STATED TASK. Leaving the pictures aside, transcribe every line below exactly.

RECORDS TO USE.
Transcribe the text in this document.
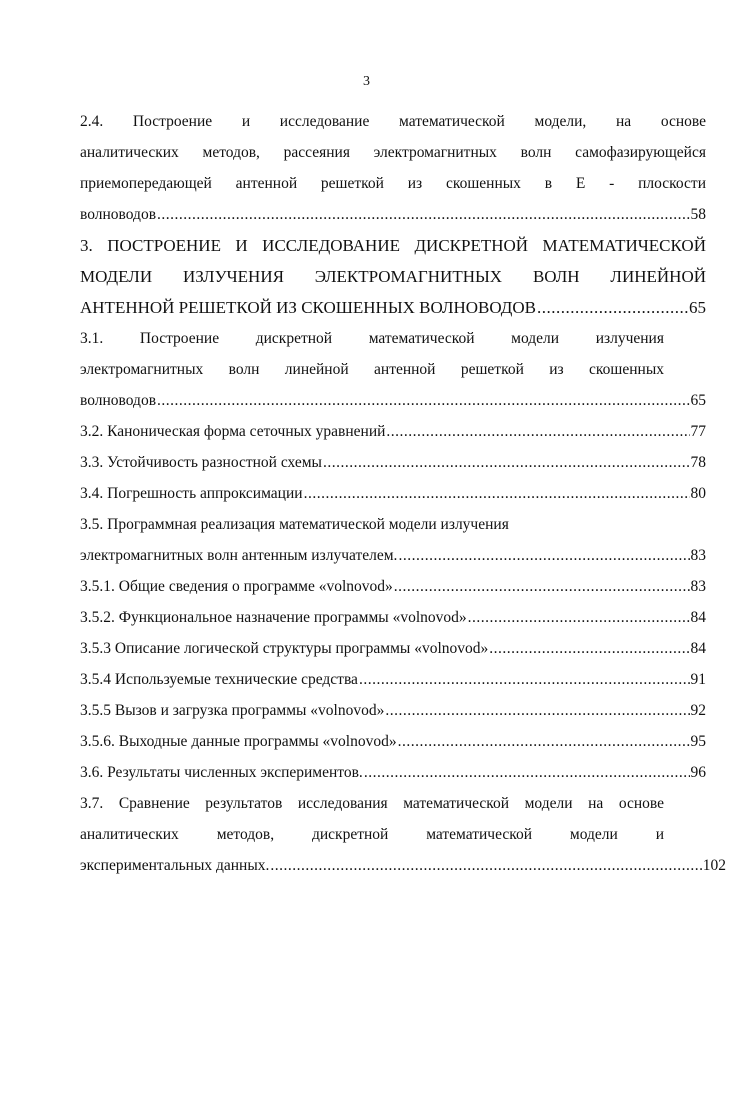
3
2.4. Построение и исследование математической модели, на основе
аналитических методов, рассеяния электромагнитных волн самофазирующейся
приемопередающей антенной решеткой из скошенных в Е - плоскости
волноводов .....	58
3. ПОСТРОЕНИЕ И ИССЛЕДОВАНИЕ ДИСКРЕТНОЙ МАТЕМАТИЧЕСКОЙ
МОДЕЛИ ИЗЛУЧЕНИЯ ЭЛЕКТРОМАГНИТНЫХ ВОЛН ЛИНЕЙНОЙ
АНТЕННОЙ РЕШЕТКОЙ ИЗ СКОШЕННЫХ ВОЛНОВОДОВ .....	65
3.1. Построение дискретной математической модели излучения
электромагнитных волн линейной антенной решеткой из скошенных
волноводов .....	65
3.2. Каноническая форма сеточных уравнений .....	77
3.3. Устойчивость разностной схемы .....	78
3.4. Погрешность аппроксимации .....	80
3.5. Программная реализация математической модели излучения
электромагнитных волн антенным излучателем. .....	83
3.5.1. Общие сведения о программе «volnovod» .....	83
3.5.2. Функциональное назначение программы «volnovod» .....	84
3.5.3 Описание логической структуры программы «volnovod» .....	84
3.5.4 Используемые технические средства .....	91
3.5.5 Вызов и загрузка программы «volnovod» .....	92
3.5.6. Выходные данные программы «volnovod» .....	95
3.6. Результаты численных экспериментов. .....	96
3.7. Сравнение результатов исследования математической модели на основе
аналитических методов, дискретной математической модели и
экспериментальных данных. .....	102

FINISHED ANSWER.
Transcribe the text in this document.
3
2.4. Построение и исследование математической модели, на основе
аналитических методов, рассеяния электромагнитных волн самофазирующейся
приемопередающей антенной решеткой из скошенных в Е - плоскости
волноводов .....	58
3. ПОСТРОЕНИЕ И ИССЛЕДОВАНИЕ ДИСКРЕТНОЙ МАТЕМАТИЧЕСКОЙ
МОДЕЛИ ИЗЛУЧЕНИЯ ЭЛЕКТРОМАГНИТНЫХ ВОЛН ЛИНЕЙНОЙ
АНТЕННОЙ РЕШЕТКОЙ ИЗ СКОШЕННЫХ ВОЛНОВОДОВ .....	65
3.1. Построение дискретной математической модели излучения
электромагнитных волн линейной антенной решеткой из скошенных
волноводов .....	65
3.2. Каноническая форма сеточных уравнений .....	77
3.3. Устойчивость разностной схемы .....	78
3.4. Погрешность аппроксимации .....	80
3.5. Программная реализация математической модели излучения
электромагнитных волн антенным излучателем. .....	83
3.5.1. Общие сведения о программе «volnovod» .....	83
3.5.2. Функциональное назначение программы «volnovod» .....	84
3.5.3 Описание логической структуры программы «volnovod» .....	84
3.5.4 Используемые технические средства .....	91
3.5.5 Вызов и загрузка программы «volnovod» .....	92
3.5.6. Выходные данные программы «volnovod» .....	95
3.6. Результаты численных экспериментов. .....	96
3.7. Сравнение результатов исследования математической модели на основе
аналитических методов, дискретной математической модели и
экспериментальных данных. .....	102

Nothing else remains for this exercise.